[What you need to do] Would you output the whole listing below, exactly as it reads?
- - - - -
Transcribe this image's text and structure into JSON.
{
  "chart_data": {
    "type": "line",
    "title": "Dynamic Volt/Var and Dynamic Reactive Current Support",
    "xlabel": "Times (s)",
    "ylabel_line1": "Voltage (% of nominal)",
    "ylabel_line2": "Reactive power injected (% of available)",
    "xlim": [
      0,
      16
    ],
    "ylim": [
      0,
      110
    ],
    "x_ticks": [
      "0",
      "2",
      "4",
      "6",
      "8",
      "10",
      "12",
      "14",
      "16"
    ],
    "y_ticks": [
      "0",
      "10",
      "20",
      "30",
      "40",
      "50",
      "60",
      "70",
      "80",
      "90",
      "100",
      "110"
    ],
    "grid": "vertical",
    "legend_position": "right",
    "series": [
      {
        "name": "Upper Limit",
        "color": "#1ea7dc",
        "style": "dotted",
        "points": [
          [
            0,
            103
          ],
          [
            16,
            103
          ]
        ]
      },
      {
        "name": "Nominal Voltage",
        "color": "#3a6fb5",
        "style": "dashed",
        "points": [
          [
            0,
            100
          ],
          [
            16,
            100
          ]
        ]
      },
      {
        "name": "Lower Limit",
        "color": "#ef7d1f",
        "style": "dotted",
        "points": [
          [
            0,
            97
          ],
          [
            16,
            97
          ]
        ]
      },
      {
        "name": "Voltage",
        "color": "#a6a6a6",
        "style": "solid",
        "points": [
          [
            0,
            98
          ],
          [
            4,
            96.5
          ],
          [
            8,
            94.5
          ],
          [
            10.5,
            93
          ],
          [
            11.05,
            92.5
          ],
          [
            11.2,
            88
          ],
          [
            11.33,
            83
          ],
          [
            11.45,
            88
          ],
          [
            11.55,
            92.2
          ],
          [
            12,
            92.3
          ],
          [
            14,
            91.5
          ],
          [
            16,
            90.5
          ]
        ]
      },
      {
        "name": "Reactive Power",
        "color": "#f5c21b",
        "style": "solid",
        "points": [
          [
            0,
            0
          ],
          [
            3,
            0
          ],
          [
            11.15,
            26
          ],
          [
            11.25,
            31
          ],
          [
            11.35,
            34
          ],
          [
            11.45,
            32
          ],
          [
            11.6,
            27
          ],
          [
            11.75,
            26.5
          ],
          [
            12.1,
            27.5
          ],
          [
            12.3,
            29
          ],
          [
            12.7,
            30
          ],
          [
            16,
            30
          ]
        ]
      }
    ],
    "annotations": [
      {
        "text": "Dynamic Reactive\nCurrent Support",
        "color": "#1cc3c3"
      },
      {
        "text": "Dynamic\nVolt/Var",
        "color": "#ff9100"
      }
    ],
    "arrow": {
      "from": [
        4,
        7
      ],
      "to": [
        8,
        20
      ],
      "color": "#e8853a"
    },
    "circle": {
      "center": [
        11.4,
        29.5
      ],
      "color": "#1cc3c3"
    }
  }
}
- - - - -
[Output]
Transcribe this image's text and structure into JSON.
{
  "chart_data": {
    "type": "line",
    "title": "Dynamic Volt/Var and Dynamic Reactive Current Support",
    "xlabel": "Times (s)",
    "ylabel_line1": "Voltage (% of nominal)",
    "ylabel_line2": "Reactive power injected (% of available)",
    "xlim": [
      0,
      16
    ],
    "ylim": [
      0,
      110
    ],
    "x_ticks": [
      "0",
      "2",
      "4",
      "6",
      "8",
      "10",
      "12",
      "14",
      "16"
    ],
    "y_ticks": [
      "0",
      "10",
      "20",
      "30",
      "40",
      "50",
      "60",
      "70",
      "80",
      "90",
      "100",
      "110"
    ],
    "grid": "vertical",
    "legend_position": "right",
    "series": [
      {
        "name": "Upper Limit",
        "color": "#1ea7dc",
        "style": "dotted",
        "points": [
          [
            0,
            103
          ],
          [
            16,
            103
          ]
        ]
      },
      {
        "name": "Nominal Voltage",
        "color": "#3a6fb5",
        "style": "dashed",
        "points": [
          [
            0,
            100
          ],
          [
            16,
            100
          ]
        ]
      },
      {
        "name": "Lower Limit",
        "color": "#ef7d1f",
        "style": "dotted",
        "points": [
          [
            0,
            97
          ],
          [
            16,
            97
          ]
        ]
      },
      {
        "name": "Voltage",
        "color": "#a6a6a6",
        "style": "solid",
        "points": [
          [
            0,
            98
          ],
          [
            4,
            96.5
          ],
          [
            8,
            94.5
          ],
          [
            10.5,
            93
          ],
          [
            11.05,
            92.5
          ],
          [
            11.2,
            88
          ],
          [
            11.33,
            83
          ],
          [
            11.45,
            88
          ],
          [
            11.55,
            92.2
          ],
          [
            12,
            92.3
          ],
          [
            14,
            91.5
          ],
          [
            16,
            90.5
          ]
        ]
      },
      {
        "name": "Reactive Power",
        "color": "#f5c21b",
        "style": "solid",
        "points": [
          [
            0,
            0
          ],
          [
            3,
            0
          ],
          [
            11.15,
            26
          ],
          [
            11.25,
            31
          ],
          [
            11.35,
            34
          ],
          [
            11.45,
            32
          ],
          [
            11.6,
            27
          ],
          [
            11.75,
            26.5
          ],
          [
            12.1,
            27.5
          ],
          [
            12.3,
            29
          ],
          [
            12.7,
            30
          ],
          [
            16,
            30
          ]
        ]
      }
    ],
    "annotations": [
      {
        "text": "Dynamic Reactive\nCurrent Support",
        "color": "#1cc3c3"
      },
      {
        "text": "Dynamic\nVolt/Var",
        "color": "#ff9100"
      }
    ],
    "arrow": {
      "from": [
        4,
        7
      ],
      "to": [
        8,
        20
      ],
      "color": "#e8853a"
    },
    "circle": {
      "center": [
        11.4,
        29.5
      ],
      "color": "#1cc3c3"
    }
  }
}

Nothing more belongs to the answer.